▶ WHAT YOU WILL DO: Which lines hold the word "name"? Copy each of them.

▶ RECORDS FOR THIS EXERCISE:
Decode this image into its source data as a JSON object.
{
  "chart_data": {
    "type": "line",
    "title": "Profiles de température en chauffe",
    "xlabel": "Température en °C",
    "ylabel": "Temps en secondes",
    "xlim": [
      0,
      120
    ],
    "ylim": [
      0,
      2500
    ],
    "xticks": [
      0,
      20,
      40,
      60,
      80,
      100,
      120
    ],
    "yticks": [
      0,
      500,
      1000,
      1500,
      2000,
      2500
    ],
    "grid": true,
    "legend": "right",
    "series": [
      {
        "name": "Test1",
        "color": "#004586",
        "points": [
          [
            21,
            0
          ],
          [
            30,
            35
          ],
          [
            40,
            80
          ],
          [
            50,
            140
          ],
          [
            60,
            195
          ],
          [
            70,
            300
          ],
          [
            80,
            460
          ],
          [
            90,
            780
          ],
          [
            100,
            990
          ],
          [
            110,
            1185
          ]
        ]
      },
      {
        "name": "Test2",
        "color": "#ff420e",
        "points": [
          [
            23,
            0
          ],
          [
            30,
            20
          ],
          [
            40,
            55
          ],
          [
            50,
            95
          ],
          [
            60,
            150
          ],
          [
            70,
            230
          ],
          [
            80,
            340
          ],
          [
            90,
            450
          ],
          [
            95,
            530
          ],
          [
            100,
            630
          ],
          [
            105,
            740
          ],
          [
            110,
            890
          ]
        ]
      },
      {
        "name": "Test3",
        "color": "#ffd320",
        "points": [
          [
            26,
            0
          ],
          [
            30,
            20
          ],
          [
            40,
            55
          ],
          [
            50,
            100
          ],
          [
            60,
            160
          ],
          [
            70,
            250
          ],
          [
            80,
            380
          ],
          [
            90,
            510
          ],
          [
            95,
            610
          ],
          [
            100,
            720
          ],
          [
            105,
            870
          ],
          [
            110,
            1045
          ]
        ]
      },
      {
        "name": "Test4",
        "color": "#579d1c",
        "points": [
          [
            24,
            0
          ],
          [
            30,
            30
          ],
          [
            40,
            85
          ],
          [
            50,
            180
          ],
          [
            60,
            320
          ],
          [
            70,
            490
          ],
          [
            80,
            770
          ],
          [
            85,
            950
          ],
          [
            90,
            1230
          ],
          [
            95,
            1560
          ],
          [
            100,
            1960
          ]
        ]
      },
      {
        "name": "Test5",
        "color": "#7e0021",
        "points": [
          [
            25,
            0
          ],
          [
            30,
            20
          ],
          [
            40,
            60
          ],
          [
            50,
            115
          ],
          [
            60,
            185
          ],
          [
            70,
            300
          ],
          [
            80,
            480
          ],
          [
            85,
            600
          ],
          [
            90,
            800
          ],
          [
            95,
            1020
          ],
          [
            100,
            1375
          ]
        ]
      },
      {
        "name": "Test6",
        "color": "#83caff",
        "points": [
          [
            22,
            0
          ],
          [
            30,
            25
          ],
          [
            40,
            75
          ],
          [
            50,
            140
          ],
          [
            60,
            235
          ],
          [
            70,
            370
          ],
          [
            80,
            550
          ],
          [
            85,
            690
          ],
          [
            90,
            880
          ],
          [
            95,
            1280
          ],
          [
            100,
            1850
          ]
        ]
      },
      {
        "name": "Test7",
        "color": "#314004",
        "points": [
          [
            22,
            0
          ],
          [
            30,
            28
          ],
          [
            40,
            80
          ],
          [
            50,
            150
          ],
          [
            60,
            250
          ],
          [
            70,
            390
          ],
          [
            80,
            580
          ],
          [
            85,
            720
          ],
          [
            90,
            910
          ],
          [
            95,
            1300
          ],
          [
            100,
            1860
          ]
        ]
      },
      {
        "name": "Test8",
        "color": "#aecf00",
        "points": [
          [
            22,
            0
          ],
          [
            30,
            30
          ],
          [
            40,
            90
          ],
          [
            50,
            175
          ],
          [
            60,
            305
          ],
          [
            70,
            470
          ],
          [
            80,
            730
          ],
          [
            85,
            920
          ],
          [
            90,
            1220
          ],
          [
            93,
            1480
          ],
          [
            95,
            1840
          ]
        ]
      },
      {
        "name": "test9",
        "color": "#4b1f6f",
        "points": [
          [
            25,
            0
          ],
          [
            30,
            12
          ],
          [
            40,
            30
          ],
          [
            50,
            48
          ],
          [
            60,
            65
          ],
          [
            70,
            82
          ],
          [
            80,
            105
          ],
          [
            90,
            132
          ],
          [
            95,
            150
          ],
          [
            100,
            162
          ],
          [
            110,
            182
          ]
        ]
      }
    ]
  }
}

▶ ANSWER TO THIS EXERCISE:
        "name": "Test1",
        "name": "Test2",
        "name": "Test3",
        "name": "Test4",
        "name": "Test5",
        "name": "Test6",
        "name": "Test7",
        "name": "Test8",
        "name": "test9",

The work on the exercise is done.